For this exercise, copy out each line of the material below that includes "spool".

— start of MATERIAL PROVIDED —

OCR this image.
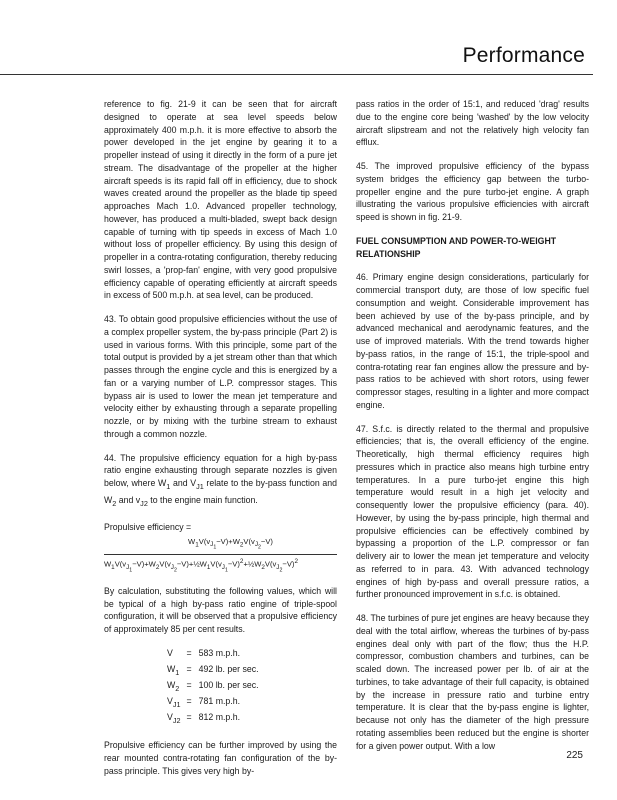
Performance

reference to fig. 21-9 it can be seen that for aircraft designed to operate at sea level speeds below approximately 400 m.p.h. it is more effective to absorb the power developed in the jet engine by gearing it to a propeller instead of using it directly in the form of a pure jet stream. The disadvantage of the propeller at the higher aircraft speeds is its rapid fall off in efficiency, due to shock waves created around the propeller as the blade tip speed approaches Mach 1.0. Advanced propeller technology, however, has produced a multi-bladed, swept back design capable of turning with tip speeds in excess of Mach 1.0 without loss of propeller efficiency. By using this design of propeller in a contra-rotating configuration, thereby reducing swirl losses, a 'prop-fan' engine, with very good propulsive efficiency capable of operating efficiently at aircraft speeds in excess of 500 m.p.h. at sea level, can be produced.

43. To obtain good propulsive efficiencies without the use of a complex propeller system, the by-pass principle (Part 2) is used in various forms. With this principle, some part of the total output is provided by a jet stream other than that which passes through the engine cycle and this is energized by a fan or a varying number of L.P. compressor stages. This bypass air is used to lower the mean jet temperature and velocity either by exhausting through a separate propelling nozzle, or by mixing with the turbine stream to exhaust through a common nozzle.

44. The propulsive efficiency equation for a high by-pass ratio engine exhausting through separate nozzles is given below, where $W_1$ and $V_{J1}$ relate to the by-pass function and $W_2$ and $v_{J2}$ to the engine main function.

Propulsive efficiency =

$W_1V(v_{J_1}-V)+W_2V(v_{J_2}-V)$
$W_1V(v_{J_1}-V)+W_2V(v_{J_2}-V)+\frac{1}{2}W_1V(v_{J_1}-V)^2+\frac{1}{2}W_2V(v_{J_2}-V)^2$

By calculation, substituting the following values, which will be typical of a high by-pass ratio engine of triple-spool configuration, it will be observed that a propulsive efficiency of approximately 85 per cent results.

V	=	583 m.p.h.
$W_1$	=	492 lb. per sec.
$W_2$	=	100 lb. per sec.
$V_{J1}$	=	781 m.p.h.
$V_{J2}$	=	812 m.p.h.

Propulsive efficiency can be further improved by using the rear mounted contra-rotating fan configuration of the by-pass principle. This gives very high by-

pass ratios in the order of 15:1, and reduced 'drag' results due to the engine core being 'washed' by the low velocity aircraft slipstream and not the relatively high velocity fan efflux.

45. The improved propulsive efficiency of the bypass system bridges the efficiency gap between the turbo-propeller engine and the pure turbo-jet engine. A graph illustrating the various propulsive efficiencies with aircraft speed is shown in fig. 21-9.

FUEL CONSUMPTION AND POWER-TO-WEIGHT RELATIONSHIP

46. Primary engine design considerations, particularly for commercial transport duty, are those of low specific fuel consumption and weight. Considerable improvement has been achieved by use of the by-pass principle, and by advanced mechanical and aerodynamic features, and the use of improved materials. With the trend towards higher by-pass ratios, in the range of 15:1, the triple-spool and contra-rotating rear fan engines allow the pressure and by-pass ratios to be achieved with short rotors, using fewer compressor stages, resulting in a lighter and more compact engine.

47. S.f.c. is directly related to the thermal and propulsive efficiencies; that is, the overall efficiency of the engine. Theoretically, high thermal efficiency requires high pressures which in practice also means high turbine entry temperatures. In a pure turbo-jet engine this high temperature would result in a high jet velocity and consequently lower the propulsive efficiency (para. 40). However, by using the by-pass principle, high thermal and propulsive efficiencies can be effectively combined by bypassing a proportion of the L.P. compressor or fan delivery air to lower the mean jet temperature and velocity as referred to in para. 43. With advanced technology engines of high by-pass and overall pressure ratios, a further pronounced improvement in s.f.c. is obtained.

48. The turbines of pure jet engines are heavy because they deal with the total airflow, whereas the turbines of by-pass engines deal only with part of the flow; thus the H.P. compressor, combustion chambers and turbines, can be scaled down. The increased power per lb. of air at the turbines, to take advantage of their full capacity, is obtained by the increase in pressure ratio and turbine entry temperature. It is clear that the by-pass engine is lighter, because not only has the diameter of the high pressure rotating assemblies been reduced but the engine is shorter for a given power output. With a low

225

— end of MATERIAL PROVIDED —

*ANSWER TO THIS PROBLEM*:
By calculation, substituting the following values, which will be typical of a high by-pass ratio engine of triple-spool configuration, it will be observed that a propulsive efficiency of approximately 85 per cent results.
46. Primary engine design considerations, particularly for commercial transport duty, are those of low specific fuel consumption and weight. Considerable improvement has been achieved by use of the by-pass principle, and by advanced mechanical and aerodynamic features, and the use of improved materials. With the trend towards higher by-pass ratios, in the range of 15:1, the triple-spool and contra-rotating rear fan engines allow the pressure and by-pass ratios to be achieved with short rotors, using fewer compressor stages, resulting in a lighter and more compact engine.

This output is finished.